■ Your task
Keep only the lines of the data below that contain "xlabel", and copy them.

[Material shown start]

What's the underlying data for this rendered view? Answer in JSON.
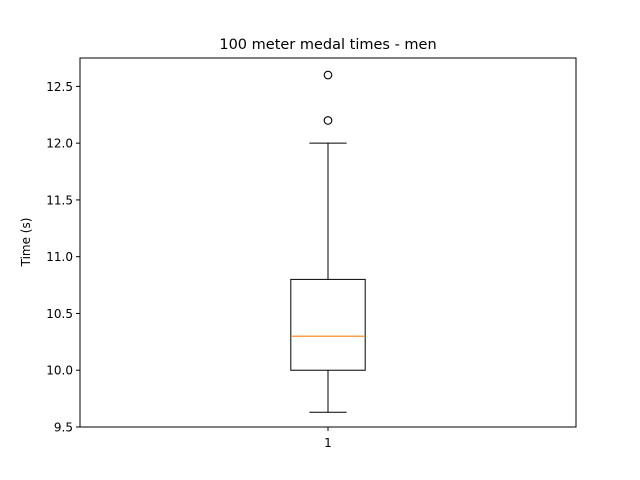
{
  "chart_data": {
    "type": "box",
    "title": "100 meter medal times - men",
    "ylabel": "Time (s)",
    "xlabel": "",
    "ylim": [
      9.5,
      12.75
    ],
    "yticks": [
      9.5,
      10.0,
      10.5,
      11.0,
      11.5,
      12.0,
      12.5
    ],
    "ytick_labels": [
      "9.5",
      "10.0",
      "10.5",
      "11.0",
      "11.5",
      "12.0",
      "12.5"
    ],
    "categories": [
      "1"
    ],
    "boxes": [
      {
        "category": "1",
        "whisker_low": 9.63,
        "q1": 10.0,
        "median": 10.3,
        "q3": 10.8,
        "whisker_high": 12.0,
        "outliers": [
          12.2,
          12.6
        ]
      }
    ],
    "grid": false,
    "colors": {
      "box": "#000000",
      "median": "#ff7f0e",
      "whisker": "#000000",
      "outlier": "#000000"
    }
  }
}
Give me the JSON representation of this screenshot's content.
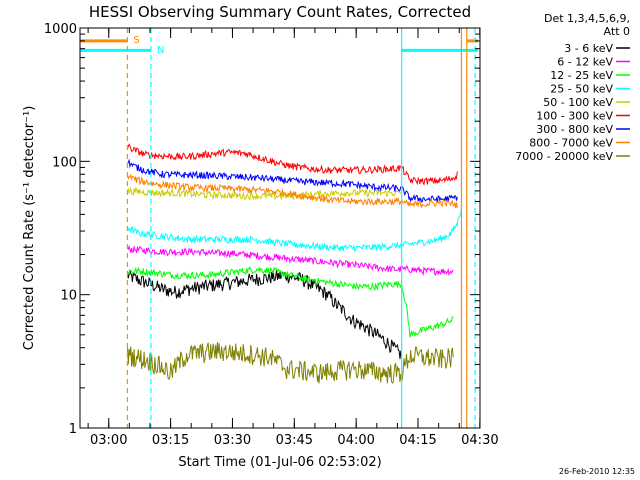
{
  "chart_data": {
    "type": "line",
    "title": "HESSI Observing Summary Count Rates, Corrected",
    "xlabel": "Start Time (01-Jul-06 02:53:02)",
    "ylabel": "Corrected Count Rate (s⁻¹ detector⁻¹)",
    "y_scale": "log",
    "ylim": [
      1,
      1000
    ],
    "y_ticks": [
      {
        "value": 1,
        "label": "1"
      },
      {
        "value": 10,
        "label": "10"
      },
      {
        "value": 100,
        "label": "100"
      },
      {
        "value": 1000,
        "label": "1000"
      }
    ],
    "x_unit": "minutes after 02:53:02",
    "xlim": [
      0,
      97
    ],
    "x_ticks": [
      {
        "value": 6.97,
        "label": "03:00"
      },
      {
        "value": 21.97,
        "label": "03:15"
      },
      {
        "value": 36.97,
        "label": "03:30"
      },
      {
        "value": 51.97,
        "label": "03:45"
      },
      {
        "value": 66.97,
        "label": "04:00"
      },
      {
        "value": 81.97,
        "label": "04:15"
      },
      {
        "value": 96.97,
        "label": "04:30"
      }
    ],
    "legend_header": [
      "Det 1,3,4,5,6,9,",
      "Att 0"
    ],
    "legend_placement": "right",
    "timestamp": "26-Feb-2010 12:35",
    "markers": [
      {
        "label": "S",
        "x": 11.5,
        "color": "#ff8c00",
        "style": "dashed"
      },
      {
        "label": "N",
        "x": 17.2,
        "color": "#00ffff",
        "style": "dashed"
      },
      {
        "label": "",
        "x": 78.0,
        "color": "#00ffff",
        "style": "solid"
      },
      {
        "label": "",
        "x": 92.5,
        "color": "#ff8c00",
        "style": "solid"
      },
      {
        "label": "",
        "x": 93.8,
        "color": "#ff8c00",
        "style": "solid"
      },
      {
        "label": "",
        "x": 95.8,
        "color": "#00ffff",
        "style": "dashed"
      }
    ],
    "flag_bars": [
      {
        "color": "#ff8c00",
        "y": 800,
        "segments": [
          [
            0,
            11.5
          ],
          [
            93.8,
            96.5
          ]
        ]
      },
      {
        "color": "#00ffff",
        "y": 680,
        "segments": [
          [
            0,
            17.2
          ],
          [
            78.0,
            96.5
          ]
        ]
      }
    ],
    "series": [
      {
        "name": "3 - 6 keV",
        "color": "#000000",
        "x": [
          11.5,
          14,
          17,
          20,
          23,
          26,
          30,
          34,
          38,
          42,
          46,
          50,
          54,
          56,
          58,
          60,
          62,
          64,
          66,
          68,
          70,
          72,
          74,
          76,
          78
        ],
        "y": [
          14,
          13,
          12,
          11,
          10.5,
          11,
          11.5,
          12,
          12.5,
          13,
          13.5,
          14,
          13,
          12,
          11,
          10,
          8.5,
          7.5,
          6.5,
          6,
          5.5,
          5,
          4.5,
          4,
          3.5
        ]
      },
      {
        "name": "6 - 12 keV",
        "color": "#ff00ff",
        "x": [
          11.5,
          16,
          20,
          24,
          28,
          32,
          36,
          40,
          44,
          48,
          52,
          56,
          60,
          64,
          68,
          72,
          76,
          80,
          84,
          88,
          90.5
        ],
        "y": [
          22,
          21.5,
          21,
          21,
          21,
          20.5,
          20.5,
          20,
          19.5,
          19,
          18.5,
          18,
          17.5,
          17,
          16.5,
          16,
          15.5,
          15.5,
          15,
          15,
          15
        ]
      },
      {
        "name": "12 - 25 keV",
        "color": "#00ff00",
        "x": [
          11.5,
          15,
          19,
          23,
          27,
          31,
          35,
          39,
          43,
          47,
          51,
          55,
          59,
          63,
          67,
          71,
          75,
          78,
          80,
          84,
          88,
          90.5
        ],
        "y": [
          15,
          15,
          14.5,
          14,
          14,
          14,
          14.5,
          15,
          15.5,
          15,
          14,
          13,
          12.5,
          12,
          11.5,
          11.5,
          12,
          12,
          5,
          5.5,
          6,
          6.5
        ]
      },
      {
        "name": "25 - 50 keV",
        "color": "#00ffff",
        "x": [
          11.5,
          14,
          18,
          22,
          26,
          30,
          34,
          38,
          42,
          46,
          50,
          54,
          58,
          62,
          66,
          70,
          74,
          78,
          82,
          86,
          88,
          90,
          91.5,
          92.5
        ],
        "y": [
          32,
          29,
          28,
          27,
          26,
          26,
          26,
          26,
          26,
          25,
          24,
          23.5,
          23,
          22.5,
          22.5,
          22.5,
          23,
          23.5,
          24.5,
          25.5,
          26.5,
          29,
          34,
          45
        ]
      },
      {
        "name": "50 - 100 keV",
        "color": "#cccc00",
        "x": [
          11.5,
          15,
          19,
          23,
          27,
          31,
          35,
          39,
          43,
          47,
          51,
          55,
          59,
          63,
          67,
          71,
          75,
          78
        ],
        "y": [
          60,
          59,
          58,
          58,
          57,
          56,
          56,
          55,
          55,
          55,
          55,
          56,
          57,
          58,
          58,
          58,
          58,
          58
        ]
      },
      {
        "name": "100 - 300 keV",
        "color": "#ff0000",
        "x": [
          11.5,
          13,
          16,
          20,
          24,
          28,
          32,
          36,
          40,
          44,
          48,
          52,
          56,
          60,
          64,
          68,
          72,
          76,
          78,
          80,
          84,
          88,
          90.5,
          91.5
        ],
        "y": [
          130,
          122,
          112,
          110,
          108,
          110,
          114,
          117,
          115,
          106,
          97,
          91,
          88,
          86,
          86,
          86,
          87,
          88,
          89,
          72,
          71,
          72,
          75,
          80
        ]
      },
      {
        "name": "300 - 800 keV",
        "color": "#0000ff",
        "x": [
          11.5,
          13,
          16,
          20,
          24,
          28,
          32,
          36,
          40,
          44,
          48,
          52,
          56,
          60,
          64,
          68,
          72,
          76,
          78,
          80,
          84,
          88,
          90.5,
          91.5
        ],
        "y": [
          100,
          92,
          85,
          80,
          79,
          79,
          78,
          77,
          76,
          75,
          73,
          71,
          70,
          69,
          68,
          66,
          64,
          63,
          62,
          53,
          52,
          52,
          53,
          54
        ]
      },
      {
        "name": "800 - 7000 keV",
        "color": "#ff8000",
        "x": [
          11.5,
          14,
          18,
          22,
          26,
          30,
          34,
          38,
          42,
          46,
          50,
          54,
          58,
          62,
          66,
          70,
          74,
          78,
          80,
          84,
          88,
          90.5,
          91.5
        ],
        "y": [
          78,
          72,
          68,
          66,
          64,
          63,
          63,
          62,
          61,
          60,
          58,
          55,
          53,
          51,
          50,
          50,
          50,
          50,
          47,
          48,
          49,
          48,
          47
        ]
      },
      {
        "name": "7000 - 20000 keV",
        "color": "#808000",
        "x": [
          11.5,
          14,
          18,
          22,
          26,
          30,
          34,
          38,
          42,
          46,
          50,
          54,
          58,
          62,
          66,
          70,
          74,
          78,
          80,
          84,
          88,
          90.5
        ],
        "y": [
          3.6,
          3.4,
          3.1,
          2.6,
          3.6,
          3.7,
          3.8,
          3.7,
          3.6,
          3.4,
          2.8,
          2.7,
          2.6,
          2.7,
          2.8,
          2.7,
          2.6,
          2.6,
          3.5,
          3.4,
          3.3,
          3.4
        ]
      }
    ]
  }
}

[Material shown end]

■ Solution below
    "xlabel": "",
    "xlabel": "Start Time (01-Jul-06 02:53:02)",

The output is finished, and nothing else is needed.